Consegna. Riporta per intero, senza alcuna modifica, il testo sul tesserino scolastico per le mestruazioni.

Testo di studio.
Il portavoce assicura che simili tessere sono già in uso per diversi studenti che hanno delle particolari “condizioni”. Sì, è davvero tutto risolto. Hanno parlato con madre e figlia e non hanno capito una beata mazza. La ragazzina andrà con fare furtivo alla cattedra, si toglierà il tesserino di tasca contorcendosi affinché nessun altro lo veda e lo farà apparire davanti agli occhi del docente dando le spalle al resto delle classe. I due si scambieranno uno sguardo d’intesa in perfetto silenzio e l’allieva uscirà fra i bisbigli o i pensieri inespressi dei compagni e delle compagne: “Ok, Sally – nome a caso – ha le sue cose.” “Non è che è malata invece?” “Ma le mestruazioni non sono una malattia, giusto?” “Chissà perché c’è bisogno di tutta questa manfrina.” “Sì, non possono semplicemente lasciarci pisciare o mettere un tampone quando ne abbiamo bisogno, porca miseria?”

(Dati per la previsione dei riquadri di delimitazione)
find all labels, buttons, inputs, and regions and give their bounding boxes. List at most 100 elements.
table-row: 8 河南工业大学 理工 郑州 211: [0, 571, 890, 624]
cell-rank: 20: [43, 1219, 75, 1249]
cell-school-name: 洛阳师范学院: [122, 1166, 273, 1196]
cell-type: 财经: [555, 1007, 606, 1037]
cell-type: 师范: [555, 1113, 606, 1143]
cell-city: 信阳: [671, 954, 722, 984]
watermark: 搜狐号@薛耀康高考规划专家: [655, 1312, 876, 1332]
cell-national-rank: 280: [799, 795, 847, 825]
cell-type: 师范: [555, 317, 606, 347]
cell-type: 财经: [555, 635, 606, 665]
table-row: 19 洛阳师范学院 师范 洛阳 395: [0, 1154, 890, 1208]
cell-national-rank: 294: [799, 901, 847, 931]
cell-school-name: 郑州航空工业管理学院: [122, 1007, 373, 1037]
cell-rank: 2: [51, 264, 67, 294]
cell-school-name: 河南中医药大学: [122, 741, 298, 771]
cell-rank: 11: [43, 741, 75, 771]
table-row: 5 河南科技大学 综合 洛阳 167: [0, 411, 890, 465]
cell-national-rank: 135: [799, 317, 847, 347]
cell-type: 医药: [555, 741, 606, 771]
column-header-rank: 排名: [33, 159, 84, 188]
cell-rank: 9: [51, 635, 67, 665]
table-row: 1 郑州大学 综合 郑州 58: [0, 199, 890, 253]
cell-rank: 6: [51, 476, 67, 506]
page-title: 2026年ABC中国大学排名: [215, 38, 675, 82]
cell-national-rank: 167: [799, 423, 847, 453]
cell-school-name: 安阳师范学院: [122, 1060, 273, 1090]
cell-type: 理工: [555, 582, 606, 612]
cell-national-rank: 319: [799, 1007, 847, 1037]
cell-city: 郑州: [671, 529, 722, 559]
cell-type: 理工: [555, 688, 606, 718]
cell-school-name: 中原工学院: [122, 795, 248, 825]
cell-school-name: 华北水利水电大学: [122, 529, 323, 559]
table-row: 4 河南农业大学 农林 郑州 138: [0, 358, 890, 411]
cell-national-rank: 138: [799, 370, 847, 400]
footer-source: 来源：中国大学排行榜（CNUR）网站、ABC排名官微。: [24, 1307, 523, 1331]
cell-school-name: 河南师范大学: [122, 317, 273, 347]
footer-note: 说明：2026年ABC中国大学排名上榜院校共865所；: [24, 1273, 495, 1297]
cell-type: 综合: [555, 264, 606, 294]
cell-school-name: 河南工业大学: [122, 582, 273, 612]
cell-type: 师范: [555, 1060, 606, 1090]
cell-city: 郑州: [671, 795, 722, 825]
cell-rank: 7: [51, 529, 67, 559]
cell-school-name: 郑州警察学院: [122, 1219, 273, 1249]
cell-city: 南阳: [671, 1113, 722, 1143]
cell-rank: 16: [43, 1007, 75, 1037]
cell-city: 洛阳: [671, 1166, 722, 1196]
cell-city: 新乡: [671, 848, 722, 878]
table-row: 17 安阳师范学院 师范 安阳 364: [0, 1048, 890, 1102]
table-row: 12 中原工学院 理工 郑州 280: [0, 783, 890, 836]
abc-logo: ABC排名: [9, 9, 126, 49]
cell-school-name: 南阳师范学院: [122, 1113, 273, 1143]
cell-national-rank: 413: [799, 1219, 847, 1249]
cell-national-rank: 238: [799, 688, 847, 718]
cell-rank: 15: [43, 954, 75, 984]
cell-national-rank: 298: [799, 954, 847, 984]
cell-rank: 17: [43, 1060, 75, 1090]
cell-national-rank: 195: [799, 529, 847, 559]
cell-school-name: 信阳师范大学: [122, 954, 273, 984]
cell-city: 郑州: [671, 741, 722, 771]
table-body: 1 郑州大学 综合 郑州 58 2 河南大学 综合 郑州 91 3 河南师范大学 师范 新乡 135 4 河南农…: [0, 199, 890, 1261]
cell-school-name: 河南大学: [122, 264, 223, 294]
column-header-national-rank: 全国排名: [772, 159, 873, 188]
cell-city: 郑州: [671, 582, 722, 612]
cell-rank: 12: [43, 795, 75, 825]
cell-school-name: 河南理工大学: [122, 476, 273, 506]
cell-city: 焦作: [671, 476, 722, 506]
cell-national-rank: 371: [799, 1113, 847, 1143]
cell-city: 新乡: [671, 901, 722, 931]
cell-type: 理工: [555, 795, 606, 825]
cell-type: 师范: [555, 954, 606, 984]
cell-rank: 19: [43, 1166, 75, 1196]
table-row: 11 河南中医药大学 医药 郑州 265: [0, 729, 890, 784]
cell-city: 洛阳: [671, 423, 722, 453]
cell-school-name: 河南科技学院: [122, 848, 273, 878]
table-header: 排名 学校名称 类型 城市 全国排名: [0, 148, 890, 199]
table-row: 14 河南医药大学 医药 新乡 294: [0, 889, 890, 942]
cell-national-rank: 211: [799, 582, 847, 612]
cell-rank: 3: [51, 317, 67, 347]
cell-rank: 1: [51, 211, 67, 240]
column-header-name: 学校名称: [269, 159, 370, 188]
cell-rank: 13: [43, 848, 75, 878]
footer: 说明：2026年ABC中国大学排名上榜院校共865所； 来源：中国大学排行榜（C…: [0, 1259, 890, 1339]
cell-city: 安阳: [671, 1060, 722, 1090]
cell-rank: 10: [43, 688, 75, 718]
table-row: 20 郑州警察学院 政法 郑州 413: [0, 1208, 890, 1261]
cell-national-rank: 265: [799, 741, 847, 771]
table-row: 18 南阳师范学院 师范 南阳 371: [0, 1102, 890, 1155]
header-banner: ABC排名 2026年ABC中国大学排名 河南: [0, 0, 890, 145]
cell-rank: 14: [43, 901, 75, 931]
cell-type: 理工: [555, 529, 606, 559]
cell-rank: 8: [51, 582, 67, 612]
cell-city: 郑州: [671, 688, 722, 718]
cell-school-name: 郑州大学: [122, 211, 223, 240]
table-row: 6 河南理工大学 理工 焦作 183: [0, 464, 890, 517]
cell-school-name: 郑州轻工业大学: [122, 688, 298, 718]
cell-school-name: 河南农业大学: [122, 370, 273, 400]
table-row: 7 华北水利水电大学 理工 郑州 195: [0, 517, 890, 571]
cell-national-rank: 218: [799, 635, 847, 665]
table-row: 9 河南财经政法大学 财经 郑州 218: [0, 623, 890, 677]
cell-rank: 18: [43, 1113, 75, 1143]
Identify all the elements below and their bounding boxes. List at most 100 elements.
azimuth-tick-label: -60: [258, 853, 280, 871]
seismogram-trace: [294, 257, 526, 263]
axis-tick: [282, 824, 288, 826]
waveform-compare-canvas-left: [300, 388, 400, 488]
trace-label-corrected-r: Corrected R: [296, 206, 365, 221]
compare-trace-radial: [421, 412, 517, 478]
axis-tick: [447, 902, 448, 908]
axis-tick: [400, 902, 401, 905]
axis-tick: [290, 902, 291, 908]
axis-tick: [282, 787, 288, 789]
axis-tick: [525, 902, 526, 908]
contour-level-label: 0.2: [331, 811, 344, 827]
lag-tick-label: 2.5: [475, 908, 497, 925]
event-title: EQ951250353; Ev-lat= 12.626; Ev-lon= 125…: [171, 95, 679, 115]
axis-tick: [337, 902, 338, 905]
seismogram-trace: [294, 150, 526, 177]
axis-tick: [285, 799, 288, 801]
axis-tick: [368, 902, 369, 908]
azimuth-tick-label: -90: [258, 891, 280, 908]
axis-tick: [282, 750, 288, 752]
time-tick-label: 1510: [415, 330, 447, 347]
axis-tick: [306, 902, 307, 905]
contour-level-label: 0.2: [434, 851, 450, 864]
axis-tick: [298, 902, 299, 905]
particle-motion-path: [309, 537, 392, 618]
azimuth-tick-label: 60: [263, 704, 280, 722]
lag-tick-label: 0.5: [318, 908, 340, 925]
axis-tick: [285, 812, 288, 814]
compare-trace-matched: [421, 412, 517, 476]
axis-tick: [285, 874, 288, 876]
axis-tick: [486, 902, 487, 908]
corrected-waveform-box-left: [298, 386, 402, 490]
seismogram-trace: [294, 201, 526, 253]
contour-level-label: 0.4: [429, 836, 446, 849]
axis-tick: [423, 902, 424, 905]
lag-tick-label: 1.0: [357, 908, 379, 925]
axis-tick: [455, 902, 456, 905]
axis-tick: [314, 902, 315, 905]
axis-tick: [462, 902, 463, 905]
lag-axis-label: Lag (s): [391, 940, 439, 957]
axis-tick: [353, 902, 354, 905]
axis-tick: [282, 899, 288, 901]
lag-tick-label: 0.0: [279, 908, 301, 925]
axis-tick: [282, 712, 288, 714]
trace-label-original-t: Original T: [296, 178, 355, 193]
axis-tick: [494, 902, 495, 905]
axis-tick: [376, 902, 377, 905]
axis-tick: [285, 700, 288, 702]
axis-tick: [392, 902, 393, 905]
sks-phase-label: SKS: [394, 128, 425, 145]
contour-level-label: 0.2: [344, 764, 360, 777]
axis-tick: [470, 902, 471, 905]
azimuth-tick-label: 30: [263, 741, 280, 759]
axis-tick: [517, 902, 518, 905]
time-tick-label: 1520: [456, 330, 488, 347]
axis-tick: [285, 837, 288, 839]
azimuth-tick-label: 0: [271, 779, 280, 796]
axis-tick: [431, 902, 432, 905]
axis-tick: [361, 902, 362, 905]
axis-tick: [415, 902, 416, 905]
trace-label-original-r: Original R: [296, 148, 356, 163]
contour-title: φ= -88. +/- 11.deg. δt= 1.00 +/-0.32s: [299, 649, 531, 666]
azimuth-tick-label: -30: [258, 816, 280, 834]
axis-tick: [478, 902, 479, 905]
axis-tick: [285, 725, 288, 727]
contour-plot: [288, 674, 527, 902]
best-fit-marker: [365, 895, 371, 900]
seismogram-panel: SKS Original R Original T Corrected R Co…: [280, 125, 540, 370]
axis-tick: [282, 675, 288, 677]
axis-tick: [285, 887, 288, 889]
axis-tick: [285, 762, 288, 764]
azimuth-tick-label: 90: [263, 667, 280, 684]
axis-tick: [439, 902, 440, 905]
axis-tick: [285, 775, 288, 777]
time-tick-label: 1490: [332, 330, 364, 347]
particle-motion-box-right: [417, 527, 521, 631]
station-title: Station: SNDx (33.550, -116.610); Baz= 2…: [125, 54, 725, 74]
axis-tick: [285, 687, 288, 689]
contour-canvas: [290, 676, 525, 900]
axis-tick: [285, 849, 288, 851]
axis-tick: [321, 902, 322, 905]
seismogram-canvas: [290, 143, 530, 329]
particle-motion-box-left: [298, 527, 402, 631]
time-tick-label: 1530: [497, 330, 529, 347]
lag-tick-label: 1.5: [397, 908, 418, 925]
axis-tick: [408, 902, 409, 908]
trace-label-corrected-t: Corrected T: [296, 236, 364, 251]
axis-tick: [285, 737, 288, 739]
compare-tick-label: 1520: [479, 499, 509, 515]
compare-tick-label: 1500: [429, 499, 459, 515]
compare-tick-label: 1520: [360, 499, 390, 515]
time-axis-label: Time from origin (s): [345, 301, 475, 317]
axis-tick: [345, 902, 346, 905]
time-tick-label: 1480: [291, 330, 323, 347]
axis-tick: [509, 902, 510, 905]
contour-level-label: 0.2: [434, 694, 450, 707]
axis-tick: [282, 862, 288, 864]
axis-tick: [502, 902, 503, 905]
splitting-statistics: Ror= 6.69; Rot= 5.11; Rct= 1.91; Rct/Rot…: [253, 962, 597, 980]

Risposta.
Il portavoce assicura che simili tessere sono già in uso per diversi studenti che hanno delle particolari “condizioni”. Sì, è davvero tutto risolto. Hanno parlato con madre e figlia e non hanno capito una beata mazza. La ragazzina andrà con fare furtivo alla cattedra, si toglierà il tesserino di tasca contorcendosi affinché nessun altro lo veda e lo farà apparire davanti agli occhi del docente dando le spalle al resto delle classe. I due si scambieranno uno sguardo d’intesa in perfetto silenzio e l’allieva uscirà fra i bisbigli o i pensieri inespressi dei compagni e delle compagne: “Ok, Sally – nome a caso – ha le sue cose.” “Non è che è malata invece?” “Ma le mestruazioni non sono una malattia, giusto?” “Chissà perché c’è bisogno di tutta questa manfrina.” “Sì, non possono semplicemente lasciarci pisciare o mettere un tampone quando ne abbiamo bisogno, porca miseria?”